** Begin **

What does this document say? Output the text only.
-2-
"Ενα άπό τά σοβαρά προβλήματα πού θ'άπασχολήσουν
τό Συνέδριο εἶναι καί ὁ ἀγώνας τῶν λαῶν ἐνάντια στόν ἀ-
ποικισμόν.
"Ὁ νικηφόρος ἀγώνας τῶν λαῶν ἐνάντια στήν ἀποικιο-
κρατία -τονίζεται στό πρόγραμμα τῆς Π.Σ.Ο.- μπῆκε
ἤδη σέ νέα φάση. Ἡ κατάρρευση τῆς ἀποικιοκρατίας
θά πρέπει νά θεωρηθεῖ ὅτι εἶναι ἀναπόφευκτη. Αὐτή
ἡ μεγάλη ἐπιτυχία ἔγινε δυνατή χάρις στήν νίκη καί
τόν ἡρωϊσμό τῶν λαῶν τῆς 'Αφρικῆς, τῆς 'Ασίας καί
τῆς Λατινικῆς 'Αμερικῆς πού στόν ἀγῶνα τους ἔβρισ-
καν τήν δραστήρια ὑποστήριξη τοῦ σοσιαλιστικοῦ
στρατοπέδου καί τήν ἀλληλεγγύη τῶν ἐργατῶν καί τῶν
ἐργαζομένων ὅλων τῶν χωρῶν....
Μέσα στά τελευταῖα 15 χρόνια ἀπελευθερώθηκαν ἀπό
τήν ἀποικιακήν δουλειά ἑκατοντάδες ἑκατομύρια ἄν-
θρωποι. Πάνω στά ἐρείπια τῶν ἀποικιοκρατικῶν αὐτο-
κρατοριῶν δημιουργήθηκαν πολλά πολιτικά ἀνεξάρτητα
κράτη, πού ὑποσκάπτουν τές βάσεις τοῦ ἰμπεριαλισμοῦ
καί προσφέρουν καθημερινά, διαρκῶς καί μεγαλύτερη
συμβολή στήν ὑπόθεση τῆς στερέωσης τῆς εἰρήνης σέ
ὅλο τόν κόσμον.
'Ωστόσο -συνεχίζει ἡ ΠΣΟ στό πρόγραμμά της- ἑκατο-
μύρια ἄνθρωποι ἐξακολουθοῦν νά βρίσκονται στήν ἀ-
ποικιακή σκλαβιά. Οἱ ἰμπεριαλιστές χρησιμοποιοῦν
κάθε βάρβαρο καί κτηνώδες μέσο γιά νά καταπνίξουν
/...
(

** End **

= GIVEN TASK =
The listing above should be transcribed in full, exactly as written.

= SOLUTION =
What does this document say? Output the text only.
-2-
"Ενα άπό τά σοβαρά προβλήματα πού θ'άπασχολήσουν
τό Συνέδριο εἶναι καί ὁ ἀγώνας τῶν λαῶν ἐνάντια στόν ἀ-
ποικισμόν.
"Ὁ νικηφόρος ἀγώνας τῶν λαῶν ἐνάντια στήν ἀποικιο-
κρατία -τονίζεται στό πρόγραμμα τῆς Π.Σ.Ο.- μπῆκε
ἤδη σέ νέα φάση. Ἡ κατάρρευση τῆς ἀποικιοκρατίας
θά πρέπει νά θεωρηθεῖ ὅτι εἶναι ἀναπόφευκτη. Αὐτή
ἡ μεγάλη ἐπιτυχία ἔγινε δυνατή χάρις στήν νίκη καί
τόν ἡρωϊσμό τῶν λαῶν τῆς 'Αφρικῆς, τῆς 'Ασίας καί
τῆς Λατινικῆς 'Αμερικῆς πού στόν ἀγῶνα τους ἔβρισ-
καν τήν δραστήρια ὑποστήριξη τοῦ σοσιαλιστικοῦ
στρατοπέδου καί τήν ἀλληλεγγύη τῶν ἐργατῶν καί τῶν
ἐργαζομένων ὅλων τῶν χωρῶν....
Μέσα στά τελευταῖα 15 χρόνια ἀπελευθερώθηκαν ἀπό
τήν ἀποικιακήν δουλειά ἑκατοντάδες ἑκατομύρια ἄν-
θρωποι. Πάνω στά ἐρείπια τῶν ἀποικιοκρατικῶν αὐτο-
κρατοριῶν δημιουργήθηκαν πολλά πολιτικά ἀνεξάρτητα
κράτη, πού ὑποσκάπτουν τές βάσεις τοῦ ἰμπεριαλισμοῦ
καί προσφέρουν καθημερινά, διαρκῶς καί μεγαλύτερη
συμβολή στήν ὑπόθεση τῆς στερέωσης τῆς εἰρήνης σέ
ὅλο τόν κόσμον.
'Ωστόσο -συνεχίζει ἡ ΠΣΟ στό πρόγραμμά της- ἑκατο-
μύρια ἄνθρωποι ἐξακολουθοῦν νά βρίσκονται στήν ἀ-
ποικιακή σκλαβιά. Οἱ ἰμπεριαλιστές χρησιμοποιοῦν
κάθε βάρβαρο καί κτηνώδες μέσο γιά νά καταπνίξουν
/...
(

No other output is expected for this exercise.